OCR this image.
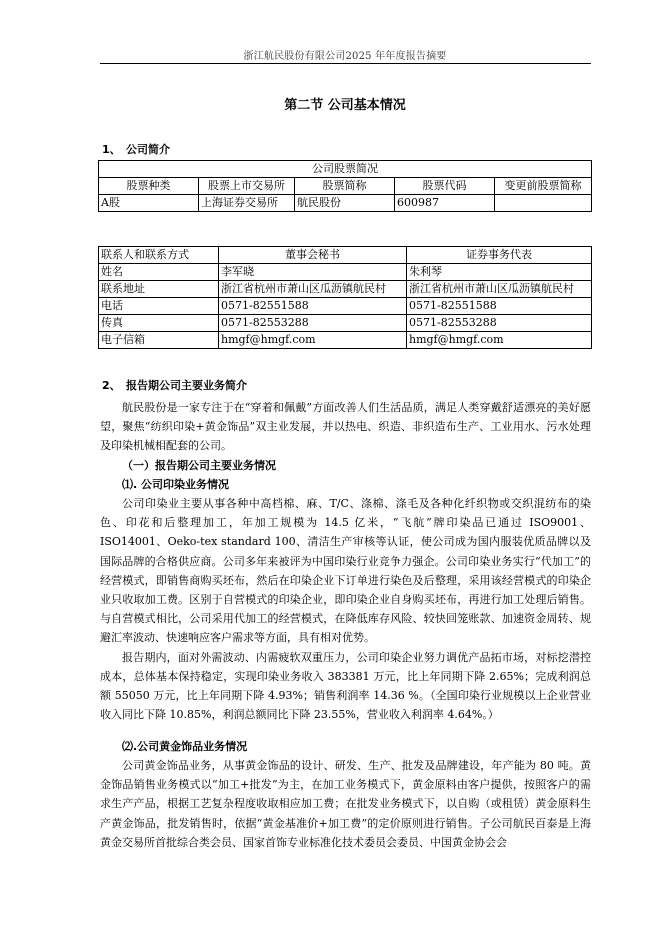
浙江航民股份有限公司2025 年年度报告摘要
第二节 公司基本情况
1、 公司简介
公司股票简况				
股票种类	股票上市交易所	股票简称	股票代码	变更前股票简称
A股	上海证券交易所	航民股份	600987	
联系人和联系方式	董事会秘书	证券事务代表
姓名	李军晓	朱利琴
联系地址	浙江省杭州市萧山区瓜沥镇航民村	浙江省杭州市萧山区瓜沥镇航民村
电话	0571-82551588	0571-82551588
传真	0571-82553288	0571-82553288
电子信箱	hmgf@hmgf.com	hmgf@hmgf.com
2、 报告期公司主要业务简介

航民股份是一家专注于在“穿着和佩戴”方面改善人们生活品质，满足人类穿戴舒适漂亮的美好愿望，聚焦“纺织印染+黄金饰品”双主业发展，并以热电、织造、非织造布生产、工业用水、污水处理及印染机械相配套的公司。

（一）报告期公司主要业务情况
⑴. 公司印染业务情况

公司印染业主要从事各种中高档棉、麻、T/C、涤棉、涤毛及各种化纤织物或交织混纺布的染色、印花和后整理加工，年加工规模为 14.5 亿米，“飞航”牌印染品已通过 ISO9001、ISO14001、Oeko-tex standard 100、清洁生产审核等认证，使公司成为国内服装优质品牌以及国际品牌的合格供应商。公司多年来被评为中国印染行业竞争力强企。公司印染业务实行“代加工”的经营模式，即销售商购买坯布，然后在印染企业下订单进行染色及后整理，采用该经营模式的印染企业只收取加工费。区别于自营模式的印染企业，即印染企业自身购买坯布，再进行加工处理后销售。与自营模式相比，公司采用代加工的经营模式，在降低库存风险、较快回笼账款、加速资金周转、规避汇率波动、快速响应客户需求等方面，具有相对优势。

报告期内，面对外需波动、内需疲软双重压力，公司印染企业努力调优产品拓市场，对标挖潜控成本，总体基本保持稳定，实现印染业务收入 383381 万元，比上年同期下降 2.65%；完成利润总额 55050 万元，比上年同期下降 4.93%；销售利润率 14.36 %。（全国印染行业规模以上企业营业收入同比下降 10.85%，利润总额同比下降 23.55%，营业收入利润率 4.64%。）

⑵.公司黄金饰品业务情况

公司黄金饰品业务，从事黄金饰品的设计、研发、生产、批发及品牌建设，年产能为 80 吨。黄金饰品销售业务模式以“加工+批发”为主，在加工业务模式下，黄金原料由客户提供，按照客户的需求生产产品，根据工艺复杂程度收取相应加工费；在批发业务模式下，以自购（或租赁）黄金原料生产黄金饰品，批发销售时，依据“黄金基准价+加工费”的定价原则进行销售。子公司航民百泰是上海黄金交易所首批综合类会员、国家首饰专业标准化技术委员会委员、中国黄金协会会
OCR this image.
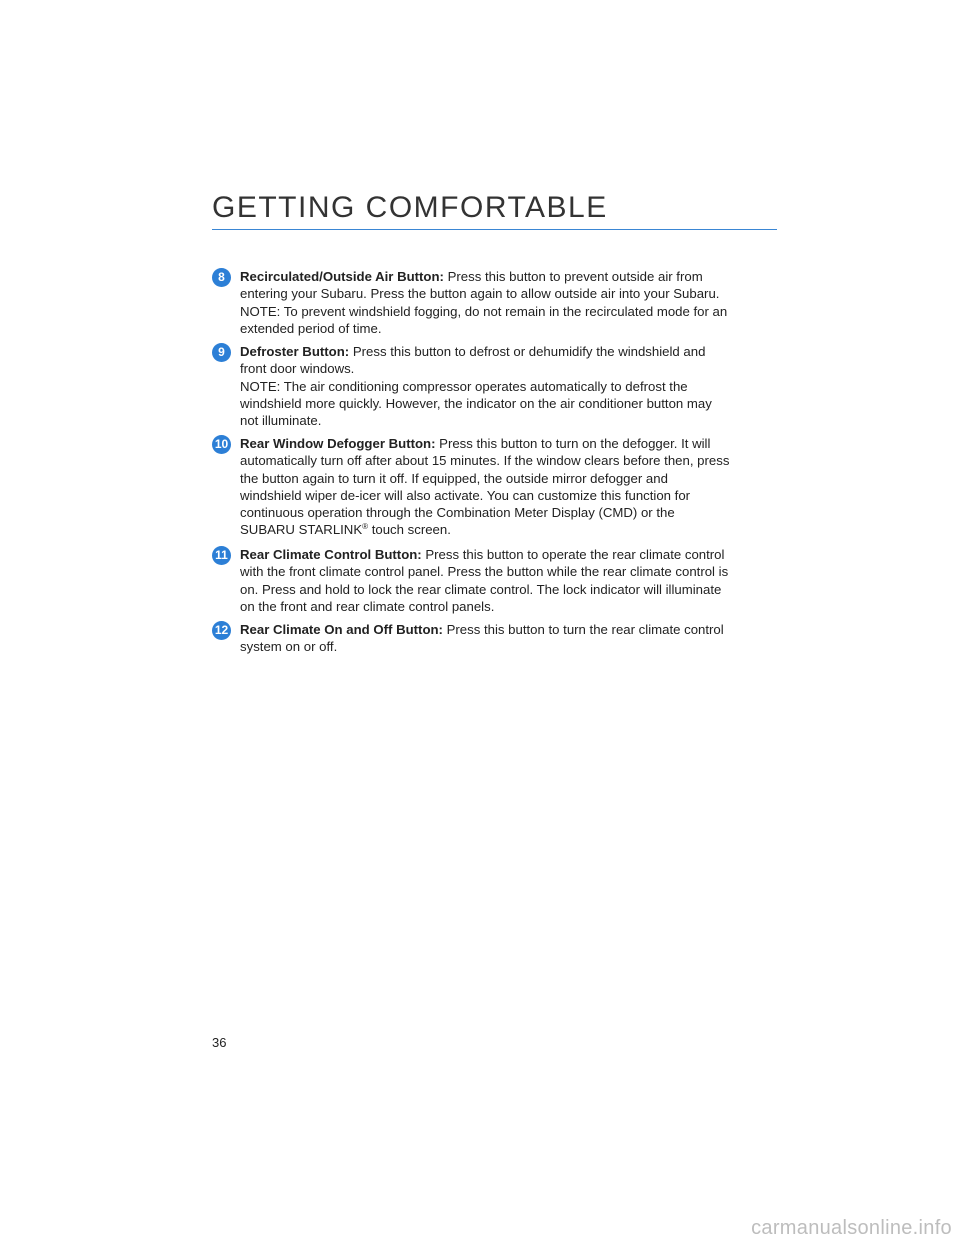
GETTING COMFORTABLE
8	Recirculated/Outside Air Button: Press this button to prevent outside air from entering your Subaru. Press the button again to allow outside air into your Subaru.

NOTE: To prevent windshield fogging, do not remain in the recirculated mode for an extended period of time.

9	Defroster Button: Press this button to defrost or dehumidify the windshield and front door windows.

NOTE: The air conditioning compressor operates automatically to defrost the windshield more quickly. However, the indicator on the air conditioner button may not illuminate.

10 Rear Window Defogger Button: Press this button to turn on the defogger. It will automatically turn off after about 15 minutes. If the window clears before then, press the button again to turn it off. If equipped, the outside mirror defogger and windshield wiper de-icer will also activate. You can customize this function for continuous operation through the Combination Meter Display (CMD) or the SUBARU STARLINK® touch screen.

11 Rear Climate Control Button: Press this button to operate the rear climate control with the front climate control panel. Press the button while the rear climate control is on. Press and hold to lock the rear climate control. The lock indicator will illuminate on the front and rear climate control panels.

12 Rear Climate On and Off Button: Press this button to turn the rear climate control system on or off.

36
carmanualsonline.info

Written problem: Tally the lines in the entries above that hold the word "NOTE". Reply with nothing but that count.

Full solution: 2